[Items in a dataset]

━━━━━━━━━━

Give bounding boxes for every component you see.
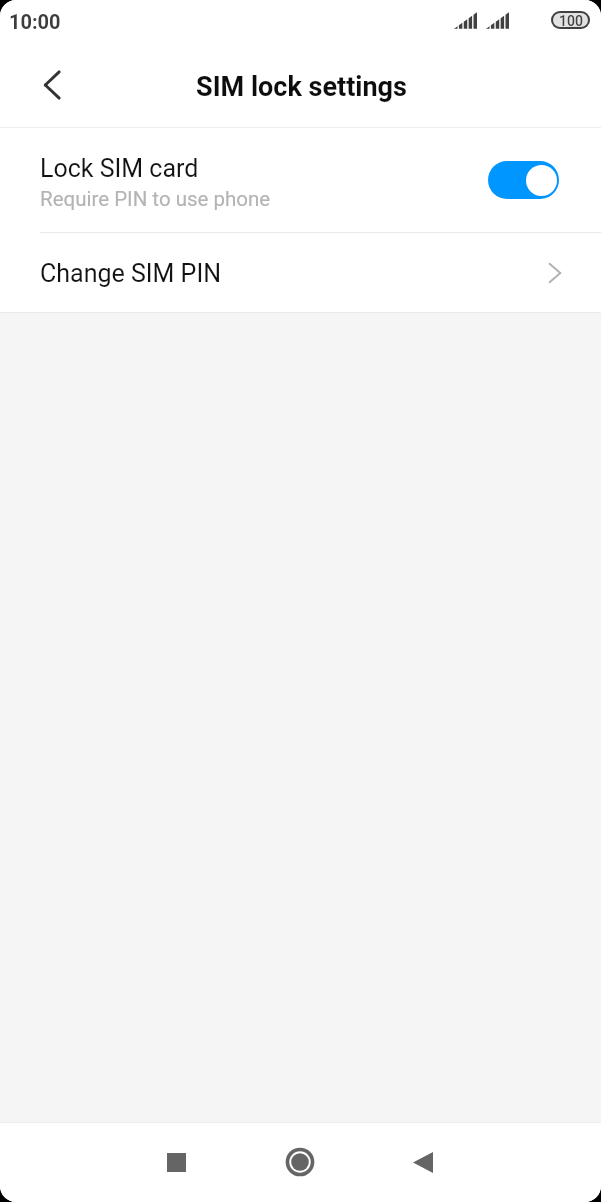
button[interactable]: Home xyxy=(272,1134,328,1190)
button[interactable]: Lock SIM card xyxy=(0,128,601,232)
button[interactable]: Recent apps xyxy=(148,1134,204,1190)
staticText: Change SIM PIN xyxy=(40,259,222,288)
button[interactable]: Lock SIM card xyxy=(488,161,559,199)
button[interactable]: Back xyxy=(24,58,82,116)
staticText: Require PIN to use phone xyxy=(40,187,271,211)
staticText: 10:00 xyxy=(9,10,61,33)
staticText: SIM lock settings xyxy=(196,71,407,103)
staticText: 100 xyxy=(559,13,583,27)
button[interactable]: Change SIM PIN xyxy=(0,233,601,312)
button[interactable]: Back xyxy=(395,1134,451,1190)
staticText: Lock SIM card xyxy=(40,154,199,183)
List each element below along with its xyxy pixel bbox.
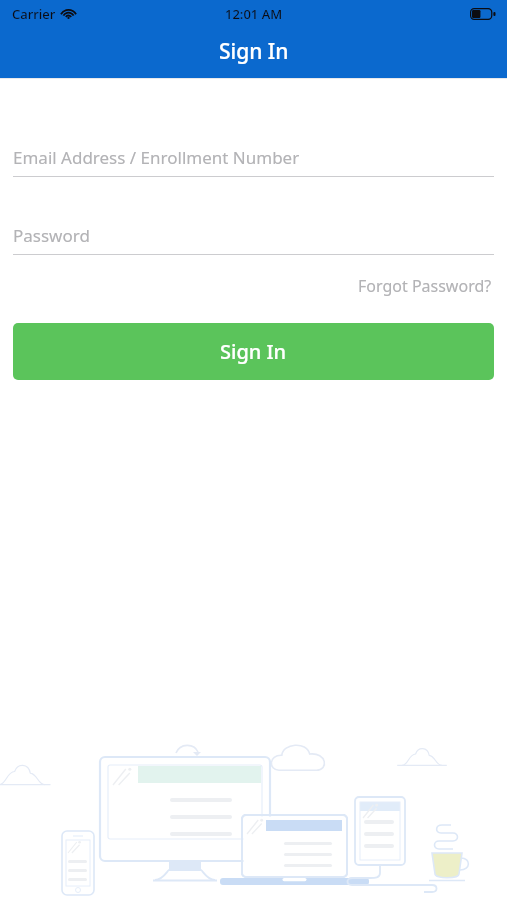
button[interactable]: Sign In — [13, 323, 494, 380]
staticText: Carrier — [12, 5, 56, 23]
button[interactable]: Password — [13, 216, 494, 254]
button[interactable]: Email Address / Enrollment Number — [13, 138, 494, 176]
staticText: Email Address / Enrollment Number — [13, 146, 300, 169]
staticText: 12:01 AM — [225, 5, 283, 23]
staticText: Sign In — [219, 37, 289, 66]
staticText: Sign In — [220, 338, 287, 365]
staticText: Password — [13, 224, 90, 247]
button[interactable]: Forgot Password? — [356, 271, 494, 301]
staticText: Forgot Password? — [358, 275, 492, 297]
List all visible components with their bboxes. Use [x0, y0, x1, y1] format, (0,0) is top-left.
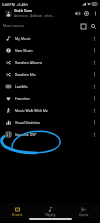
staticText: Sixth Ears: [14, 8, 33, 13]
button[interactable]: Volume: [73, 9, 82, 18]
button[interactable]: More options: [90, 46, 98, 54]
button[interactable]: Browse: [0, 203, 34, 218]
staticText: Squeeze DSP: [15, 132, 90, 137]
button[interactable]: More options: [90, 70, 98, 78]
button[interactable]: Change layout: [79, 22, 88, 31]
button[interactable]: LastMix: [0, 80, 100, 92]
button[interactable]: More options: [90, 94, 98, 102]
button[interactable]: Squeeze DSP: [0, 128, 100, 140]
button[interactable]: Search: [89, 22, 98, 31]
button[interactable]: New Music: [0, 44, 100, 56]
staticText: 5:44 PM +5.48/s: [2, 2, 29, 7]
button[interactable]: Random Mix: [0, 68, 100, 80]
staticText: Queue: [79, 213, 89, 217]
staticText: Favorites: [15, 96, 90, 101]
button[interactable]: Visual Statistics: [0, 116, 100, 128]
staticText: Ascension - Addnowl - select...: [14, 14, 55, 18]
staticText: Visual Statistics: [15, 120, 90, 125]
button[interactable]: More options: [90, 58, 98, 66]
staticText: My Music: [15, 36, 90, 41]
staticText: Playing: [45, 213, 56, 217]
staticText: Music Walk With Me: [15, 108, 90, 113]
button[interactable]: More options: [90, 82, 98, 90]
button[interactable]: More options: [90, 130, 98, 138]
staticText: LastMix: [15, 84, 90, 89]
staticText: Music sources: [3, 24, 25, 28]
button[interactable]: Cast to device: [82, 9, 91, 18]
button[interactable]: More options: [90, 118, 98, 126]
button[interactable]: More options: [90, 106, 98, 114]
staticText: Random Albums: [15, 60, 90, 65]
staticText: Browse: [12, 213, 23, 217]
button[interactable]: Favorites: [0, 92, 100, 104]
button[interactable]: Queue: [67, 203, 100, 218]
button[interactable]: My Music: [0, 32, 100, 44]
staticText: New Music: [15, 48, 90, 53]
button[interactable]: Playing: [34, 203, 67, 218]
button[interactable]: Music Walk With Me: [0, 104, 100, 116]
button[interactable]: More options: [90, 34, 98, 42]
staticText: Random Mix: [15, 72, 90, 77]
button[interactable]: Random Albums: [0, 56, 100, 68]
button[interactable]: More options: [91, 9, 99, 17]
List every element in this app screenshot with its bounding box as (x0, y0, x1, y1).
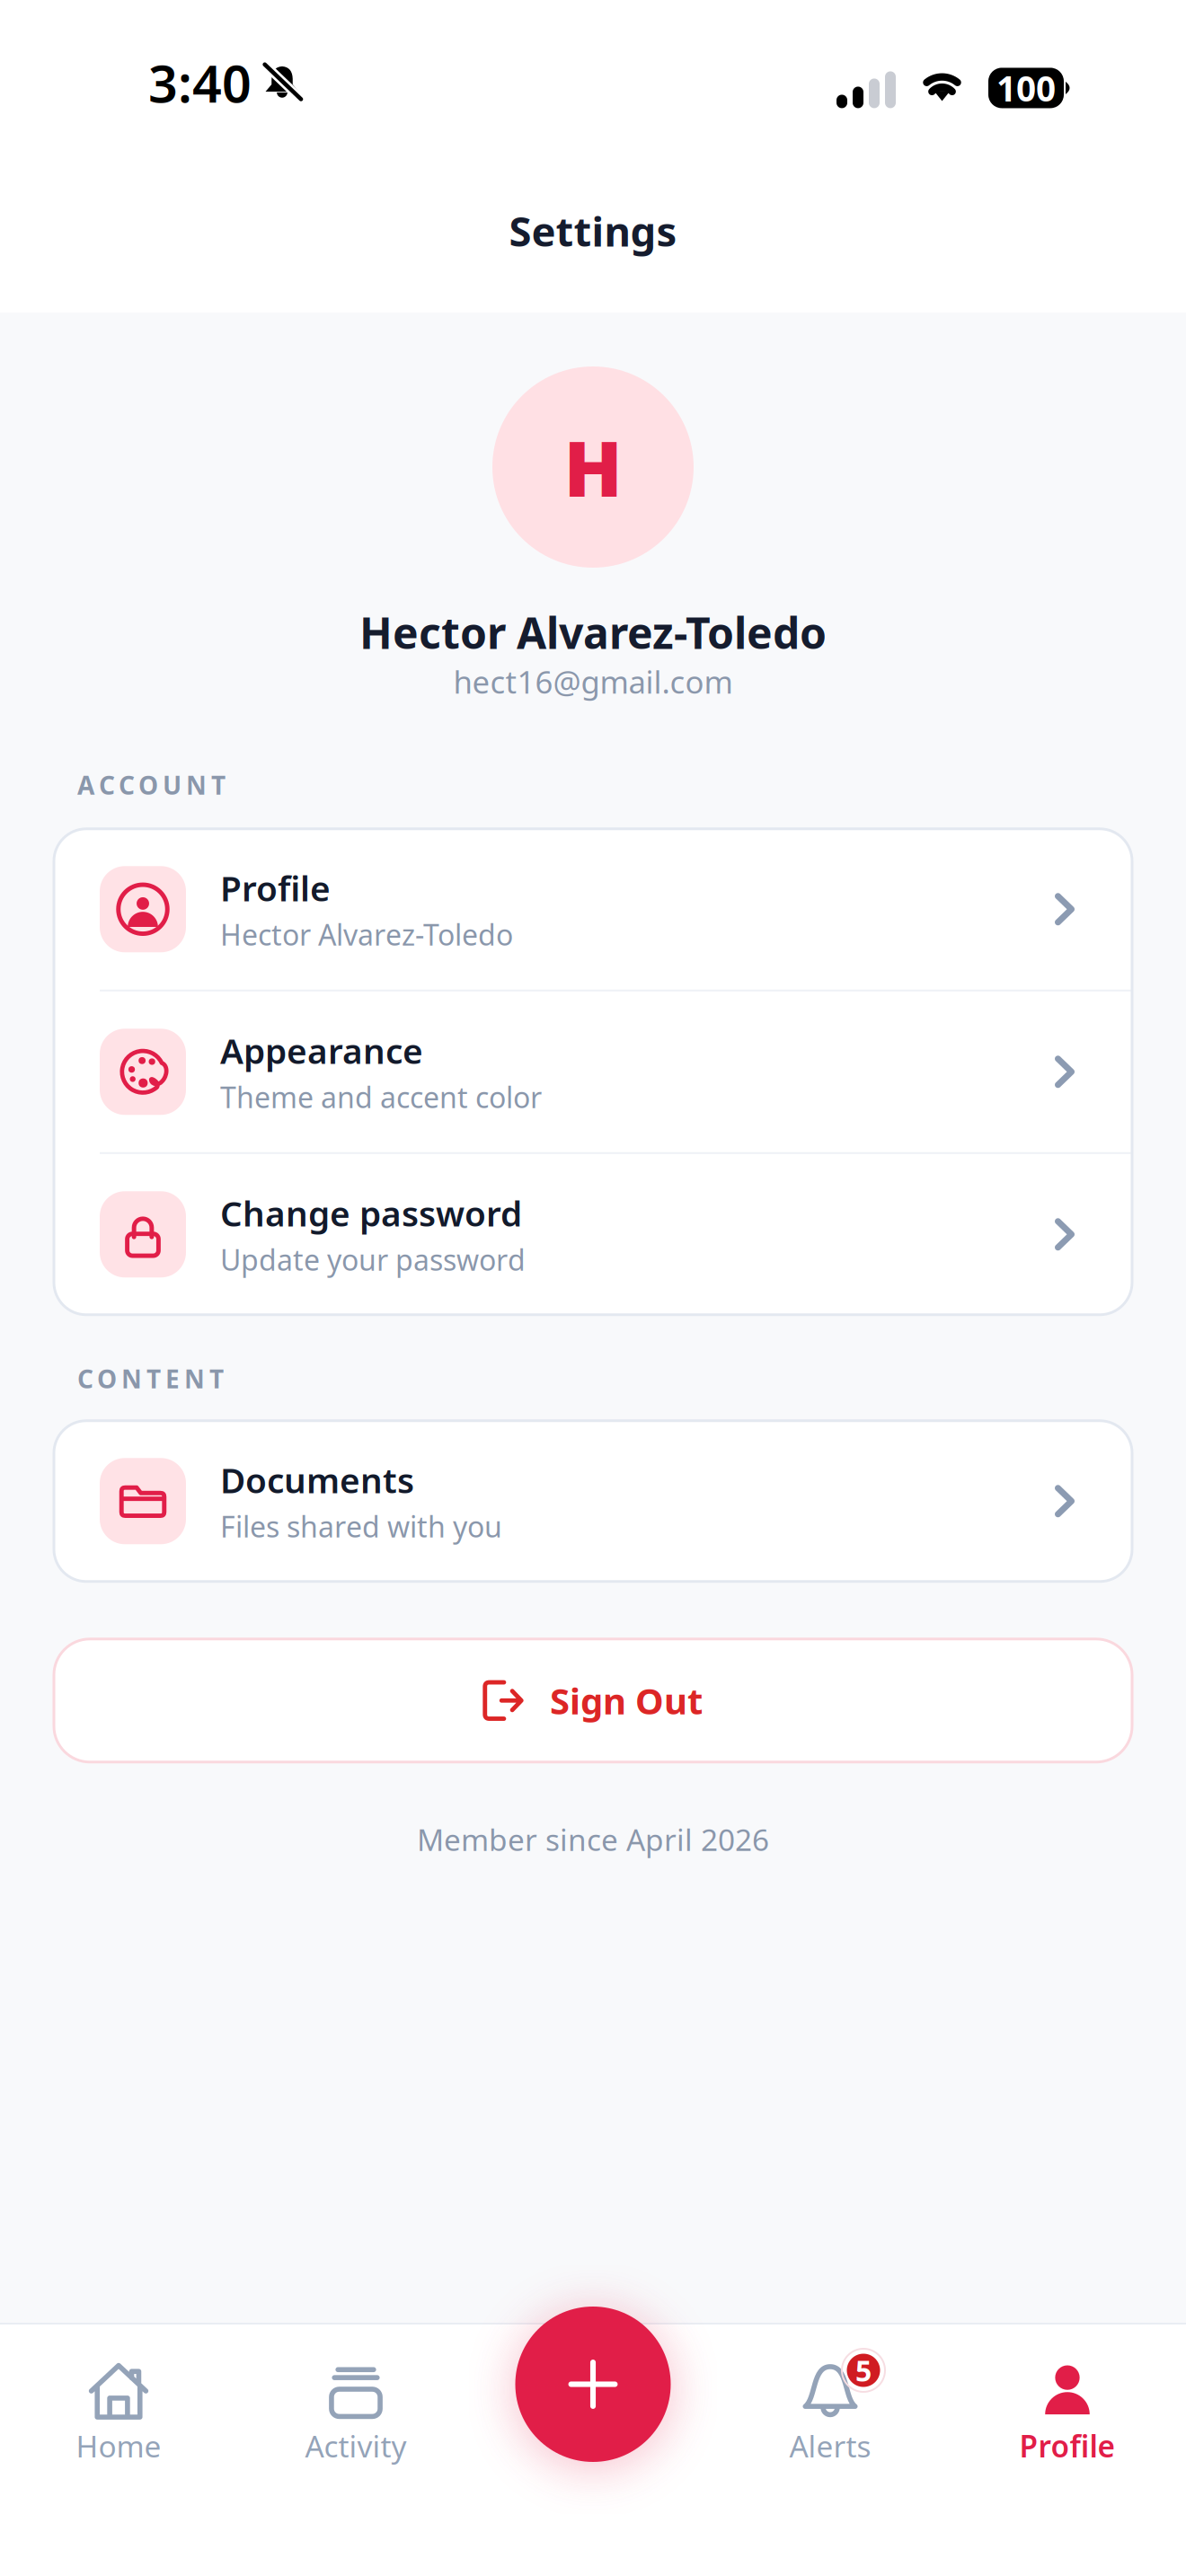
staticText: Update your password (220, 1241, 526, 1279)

━━━━━━━━━━

Exercise instructions: Write out the lines above exactly as they appear, leaving out the pictures.

Full solution:
Give bounding boxes for every component you see.
button[interactable]: Home xyxy=(272,1134,328,1190)
button[interactable]: Lock SIM card xyxy=(0,128,601,232)
button[interactable]: Recent apps xyxy=(148,1134,204,1190)
staticText: Change SIM PIN xyxy=(40,259,222,288)
button[interactable]: Lock SIM card xyxy=(488,161,559,199)
button[interactable]: Back xyxy=(24,58,82,116)
staticText: Require PIN to use phone xyxy=(40,187,271,211)
staticText: 10:00 xyxy=(9,10,61,33)
staticText: SIM lock settings xyxy=(196,71,407,103)
staticText: 100 xyxy=(559,13,583,27)
button[interactable]: Change SIM PIN xyxy=(0,233,601,312)
button[interactable]: Back xyxy=(395,1134,451,1190)
staticText: Lock SIM card xyxy=(40,154,199,183)
List each element below along with its xyxy pixel bbox.
button[interactable]: Sign In — [13, 323, 494, 380]
staticText: Carrier — [12, 5, 56, 23]
button[interactable]: Password — [13, 216, 494, 254]
button[interactable]: Email Address / Enrollment Number — [13, 138, 494, 176]
staticText: Email Address / Enrollment Number — [13, 146, 300, 169]
staticText: 12:01 AM — [225, 5, 283, 23]
staticText: Sign In — [219, 37, 289, 66]
staticText: Sign In — [220, 338, 287, 365]
staticText: Password — [13, 224, 90, 247]
button[interactable]: Forgot Password? — [356, 271, 494, 301]
staticText: Forgot Password? — [358, 275, 492, 297]
List all visible components with their bboxes. Use [x0, y0, x1, y1] format, (0,0) is top-left.
staticText: Sixth Ears: [14, 8, 33, 13]
button[interactable]: Volume: [73, 9, 82, 18]
button[interactable]: More options: [90, 46, 98, 54]
button[interactable]: Browse: [0, 203, 34, 218]
staticText: Squeeze DSP: [15, 132, 90, 137]
button[interactable]: More options: [90, 70, 98, 78]
button[interactable]: Change layout: [79, 22, 88, 31]
button[interactable]: LastMix: [0, 80, 100, 92]
button[interactable]: More options: [90, 94, 98, 102]
button[interactable]: Squeeze DSP: [0, 128, 100, 140]
button[interactable]: Search: [89, 22, 98, 31]
button[interactable]: New Music: [0, 44, 100, 56]
staticText: 5:44 PM +5.48/s: [2, 2, 29, 7]
button[interactable]: Random Mix: [0, 68, 100, 80]
staticText: Queue: [79, 213, 89, 217]
staticText: Favorites: [15, 96, 90, 101]
button[interactable]: Visual Statistics: [0, 116, 100, 128]
staticText: Ascension - Addnowl - select...: [14, 14, 55, 18]
staticText: Visual Statistics: [15, 120, 90, 125]
button[interactable]: More options: [90, 58, 98, 66]
staticText: My Music: [15, 36, 90, 41]
staticText: Playing: [45, 213, 56, 217]
staticText: Music Walk With Me: [15, 108, 90, 113]
button[interactable]: More options: [90, 82, 98, 90]
button[interactable]: More options: [90, 130, 98, 138]
staticText: LastMix: [15, 84, 90, 89]
staticText: Music sources: [3, 24, 25, 28]
button[interactable]: Cast to device: [82, 9, 91, 18]
button[interactable]: More options: [90, 118, 98, 126]
button[interactable]: More options: [90, 106, 98, 114]
staticText: Random Albums: [15, 60, 90, 65]
staticText: Browse: [12, 213, 23, 217]
button[interactable]: Favorites: [0, 92, 100, 104]
button[interactable]: Queue: [67, 203, 100, 218]
button[interactable]: My Music: [0, 32, 100, 44]
staticText: New Music: [15, 48, 90, 53]
button[interactable]: Playing: [34, 203, 67, 218]
button[interactable]: Music Walk With Me: [0, 104, 100, 116]
button[interactable]: More options: [90, 34, 98, 42]
staticText: Random Mix: [15, 72, 90, 77]
button[interactable]: Random Albums: [0, 56, 100, 68]
button[interactable]: More options: [91, 9, 99, 17]
List every element in this app screenshot with its bounding box as (x0, y0, x1, y1).
staticText: Update your password (220, 1241, 526, 1279)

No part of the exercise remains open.